— START Listed records —
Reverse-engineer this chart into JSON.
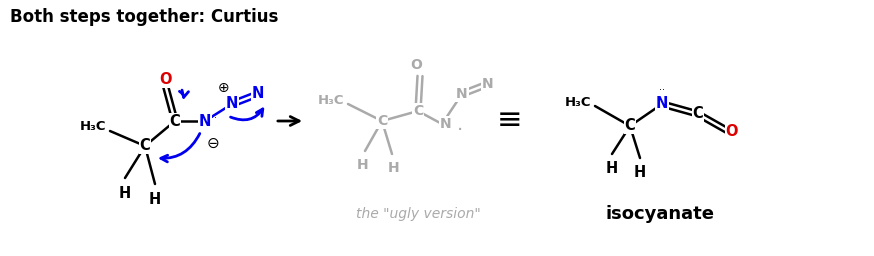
{
  "title": "Both steps together: Curtius",
  "title_color": "#000000",
  "title_fontsize": 12,
  "title_fontweight": "bold",
  "bg_color": "#ffffff",
  "ugly_version_label": "the \"ugly version\"",
  "ugly_version_color": "#aaaaaa",
  "ugly_version_fontsize": 10,
  "isocyanate_label": "isocyanate",
  "isocyanate_fontsize": 13,
  "isocyanate_fontweight": "bold",
  "colors": {
    "black": "#000000",
    "red": "#dd0000",
    "blue": "#0000ee",
    "gray": "#aaaaaa",
    "white": "#ffffff"
  }
}
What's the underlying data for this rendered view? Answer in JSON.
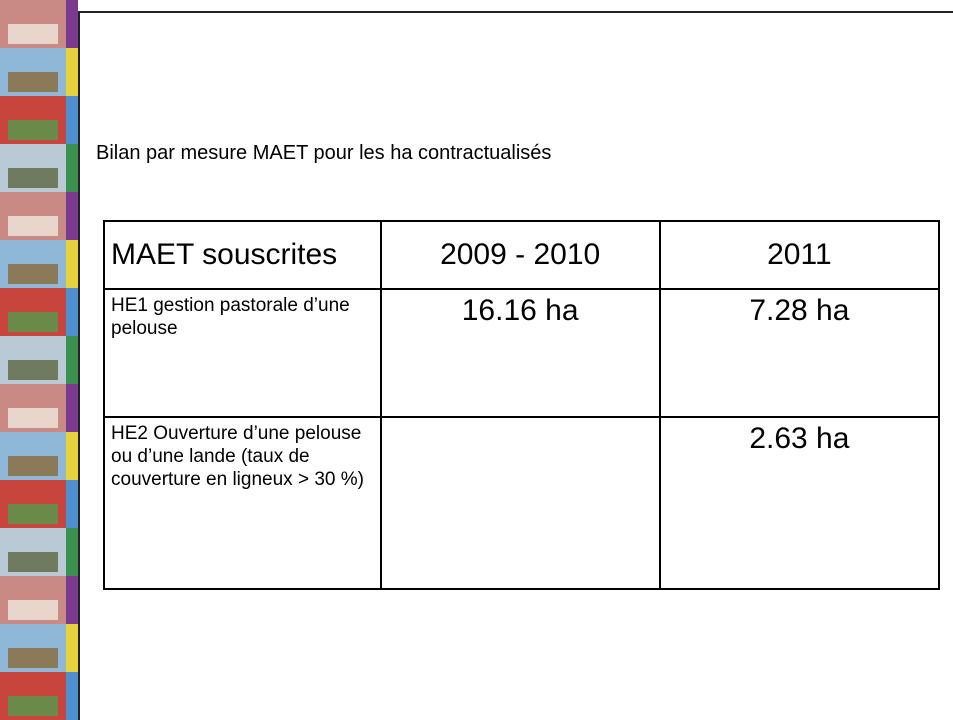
{
  "slide": {
    "subtitle": "Bilan par mesure MAET pour les ha contractualisés"
  },
  "table": {
    "header": [
      "MAET souscrites",
      "2009 - 2010",
      "2011"
    ],
    "rows": [
      [
        "HE1 gestion pastorale d’une pelouse",
        "16.16 ha",
        "7.28 ha"
      ],
      [
        "HE2 Ouverture d’une pelouse ou d’une lande (taux de couverture en ligneux > 30 %)",
        null,
        "2.63 ha"
      ]
    ]
  }
}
— END Listed records —
Instructions for the task
Only the lines from the one containing "What's the underlying" through the last line of the data belong in the copy, both included and reproduced exactly. Pictures do not.

Reply
What's the underlying data for this rendered view? Answer in JSON.
{
  "slide": {
    "subtitle": "Bilan par mesure MAET pour les ha contractualisés"
  },
  "table": {
    "header": [
      "MAET souscrites",
      "2009 - 2010",
      "2011"
    ],
    "rows": [
      [
        "HE1 gestion pastorale d’une pelouse",
        "16.16 ha",
        "7.28 ha"
      ],
      [
        "HE2 Ouverture d’une pelouse ou d’une lande (taux de couverture en ligneux > 30 %)",
        null,
        "2.63 ha"
      ]
    ]
  }
}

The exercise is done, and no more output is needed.